### Stated exercise:
Using the listing below, copy every line that mentions "методы".

### The input:
# # # # #
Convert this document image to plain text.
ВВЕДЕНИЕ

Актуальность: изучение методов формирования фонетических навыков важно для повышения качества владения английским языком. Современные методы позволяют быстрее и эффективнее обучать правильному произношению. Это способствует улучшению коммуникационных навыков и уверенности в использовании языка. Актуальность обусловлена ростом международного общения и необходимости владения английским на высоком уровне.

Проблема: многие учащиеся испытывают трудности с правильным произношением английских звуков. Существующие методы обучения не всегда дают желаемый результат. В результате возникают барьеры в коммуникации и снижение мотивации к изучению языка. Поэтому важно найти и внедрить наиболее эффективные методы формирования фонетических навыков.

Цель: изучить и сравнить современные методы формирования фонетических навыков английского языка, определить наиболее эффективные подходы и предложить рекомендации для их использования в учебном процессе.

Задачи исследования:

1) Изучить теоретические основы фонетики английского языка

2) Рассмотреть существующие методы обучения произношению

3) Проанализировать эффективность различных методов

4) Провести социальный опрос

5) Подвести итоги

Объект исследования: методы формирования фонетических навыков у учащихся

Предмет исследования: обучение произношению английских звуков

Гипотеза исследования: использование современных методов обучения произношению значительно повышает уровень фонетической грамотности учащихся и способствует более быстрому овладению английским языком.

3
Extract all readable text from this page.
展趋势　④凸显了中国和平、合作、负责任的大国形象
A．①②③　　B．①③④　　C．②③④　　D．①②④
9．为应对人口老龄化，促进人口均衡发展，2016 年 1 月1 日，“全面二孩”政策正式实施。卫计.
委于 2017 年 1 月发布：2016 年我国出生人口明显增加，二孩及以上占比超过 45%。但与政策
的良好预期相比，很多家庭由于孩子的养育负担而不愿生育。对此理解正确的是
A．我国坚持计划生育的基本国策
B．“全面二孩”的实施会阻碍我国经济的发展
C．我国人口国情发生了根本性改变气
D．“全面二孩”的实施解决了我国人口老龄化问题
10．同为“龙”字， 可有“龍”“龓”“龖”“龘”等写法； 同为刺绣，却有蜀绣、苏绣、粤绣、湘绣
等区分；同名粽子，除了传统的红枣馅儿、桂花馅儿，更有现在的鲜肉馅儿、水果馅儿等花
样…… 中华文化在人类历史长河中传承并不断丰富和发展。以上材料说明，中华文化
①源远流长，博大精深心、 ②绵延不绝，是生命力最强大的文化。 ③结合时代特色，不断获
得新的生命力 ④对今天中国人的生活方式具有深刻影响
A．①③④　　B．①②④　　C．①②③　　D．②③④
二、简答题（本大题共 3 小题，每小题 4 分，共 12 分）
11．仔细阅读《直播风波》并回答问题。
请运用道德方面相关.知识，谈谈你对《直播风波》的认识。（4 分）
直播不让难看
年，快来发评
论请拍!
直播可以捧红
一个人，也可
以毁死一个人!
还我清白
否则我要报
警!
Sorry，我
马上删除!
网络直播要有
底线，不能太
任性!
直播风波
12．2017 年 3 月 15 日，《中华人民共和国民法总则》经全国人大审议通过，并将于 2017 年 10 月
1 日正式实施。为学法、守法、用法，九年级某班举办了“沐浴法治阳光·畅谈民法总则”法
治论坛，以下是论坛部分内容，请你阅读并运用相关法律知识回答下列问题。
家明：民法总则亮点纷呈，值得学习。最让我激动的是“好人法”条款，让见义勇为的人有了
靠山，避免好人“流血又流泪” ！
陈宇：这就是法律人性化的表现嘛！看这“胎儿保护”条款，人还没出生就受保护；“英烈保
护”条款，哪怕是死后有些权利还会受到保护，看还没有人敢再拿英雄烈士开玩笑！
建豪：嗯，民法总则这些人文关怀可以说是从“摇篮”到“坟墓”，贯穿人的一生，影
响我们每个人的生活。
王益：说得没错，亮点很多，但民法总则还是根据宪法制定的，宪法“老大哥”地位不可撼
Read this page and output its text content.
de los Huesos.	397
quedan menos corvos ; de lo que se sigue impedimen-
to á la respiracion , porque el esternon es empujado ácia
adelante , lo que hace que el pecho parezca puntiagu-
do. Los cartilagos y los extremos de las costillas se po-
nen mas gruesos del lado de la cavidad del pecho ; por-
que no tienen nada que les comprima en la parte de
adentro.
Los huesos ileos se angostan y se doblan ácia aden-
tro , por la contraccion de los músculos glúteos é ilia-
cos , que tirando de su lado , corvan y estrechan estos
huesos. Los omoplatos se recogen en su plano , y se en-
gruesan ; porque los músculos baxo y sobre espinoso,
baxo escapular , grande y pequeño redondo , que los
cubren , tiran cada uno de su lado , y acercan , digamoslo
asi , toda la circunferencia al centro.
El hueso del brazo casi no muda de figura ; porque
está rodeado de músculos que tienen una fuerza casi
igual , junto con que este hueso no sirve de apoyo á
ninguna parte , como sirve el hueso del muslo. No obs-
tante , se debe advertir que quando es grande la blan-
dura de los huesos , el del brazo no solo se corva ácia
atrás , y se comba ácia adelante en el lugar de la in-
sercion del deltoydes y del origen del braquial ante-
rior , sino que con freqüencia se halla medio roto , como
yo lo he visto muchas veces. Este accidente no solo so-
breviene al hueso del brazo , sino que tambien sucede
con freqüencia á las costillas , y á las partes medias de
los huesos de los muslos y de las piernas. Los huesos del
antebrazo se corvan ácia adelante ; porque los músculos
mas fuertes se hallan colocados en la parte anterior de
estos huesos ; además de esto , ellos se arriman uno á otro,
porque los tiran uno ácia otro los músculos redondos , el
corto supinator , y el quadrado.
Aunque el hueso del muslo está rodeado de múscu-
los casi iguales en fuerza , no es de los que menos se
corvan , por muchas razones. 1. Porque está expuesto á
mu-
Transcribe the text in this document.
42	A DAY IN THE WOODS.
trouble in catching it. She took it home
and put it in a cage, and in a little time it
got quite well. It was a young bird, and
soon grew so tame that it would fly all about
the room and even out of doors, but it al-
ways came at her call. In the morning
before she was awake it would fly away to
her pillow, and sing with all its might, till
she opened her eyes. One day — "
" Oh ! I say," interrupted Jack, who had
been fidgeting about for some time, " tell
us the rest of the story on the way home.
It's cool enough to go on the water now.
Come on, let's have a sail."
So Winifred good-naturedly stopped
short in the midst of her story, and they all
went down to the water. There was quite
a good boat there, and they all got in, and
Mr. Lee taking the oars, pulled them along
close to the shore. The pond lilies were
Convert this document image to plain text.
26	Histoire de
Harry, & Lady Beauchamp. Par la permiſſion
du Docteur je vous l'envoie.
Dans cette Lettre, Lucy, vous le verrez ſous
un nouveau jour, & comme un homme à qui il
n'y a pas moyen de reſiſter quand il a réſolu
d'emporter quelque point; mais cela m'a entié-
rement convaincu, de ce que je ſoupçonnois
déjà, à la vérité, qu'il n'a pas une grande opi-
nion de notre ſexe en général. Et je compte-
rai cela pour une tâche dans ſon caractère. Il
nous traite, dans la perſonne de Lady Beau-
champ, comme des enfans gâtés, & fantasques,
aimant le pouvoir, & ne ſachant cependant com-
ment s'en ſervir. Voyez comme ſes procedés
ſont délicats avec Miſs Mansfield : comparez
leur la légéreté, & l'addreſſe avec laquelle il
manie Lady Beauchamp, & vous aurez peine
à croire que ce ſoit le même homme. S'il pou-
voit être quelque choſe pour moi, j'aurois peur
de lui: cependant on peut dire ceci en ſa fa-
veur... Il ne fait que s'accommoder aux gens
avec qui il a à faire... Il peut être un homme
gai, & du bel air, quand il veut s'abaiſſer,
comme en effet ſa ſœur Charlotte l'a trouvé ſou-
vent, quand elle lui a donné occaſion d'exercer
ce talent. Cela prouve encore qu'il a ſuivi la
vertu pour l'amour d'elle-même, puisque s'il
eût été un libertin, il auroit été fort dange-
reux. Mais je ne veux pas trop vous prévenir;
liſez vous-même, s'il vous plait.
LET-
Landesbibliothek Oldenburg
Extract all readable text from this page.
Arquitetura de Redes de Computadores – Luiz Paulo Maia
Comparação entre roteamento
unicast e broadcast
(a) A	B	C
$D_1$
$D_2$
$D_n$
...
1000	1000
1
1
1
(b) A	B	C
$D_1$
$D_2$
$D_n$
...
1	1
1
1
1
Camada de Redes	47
# # # # #
### Reply to the task:
Актуальность: изучение методов формирования фонетических навыков важно для повышения качества владения английским языком. Современные методы позволяют быстрее и эффективнее обучать правильному произношению. Это способствует улучшению коммуникационных навыков и уверенности в использовании языка. Актуальность обусловлена ростом международного общения и необходимости владения английским на высоком уровне.
Проблема: многие учащиеся испытывают трудности с правильным произношением английских звуков. Существующие методы обучения не всегда дают желаемый результат. В результате возникают барьеры в коммуникации и снижение мотивации к изучению языка. Поэтому важно найти и внедрить наиболее эффективные методы формирования фонетических навыков.
Цель: изучить и сравнить современные методы формирования фонетических навыков английского языка, определить наиболее эффективные подходы и предложить рекомендации для их использования в учебном процессе.
2) Рассмотреть существующие методы обучения произношению
Объект исследования: методы формирования фонетических навыков у учащихся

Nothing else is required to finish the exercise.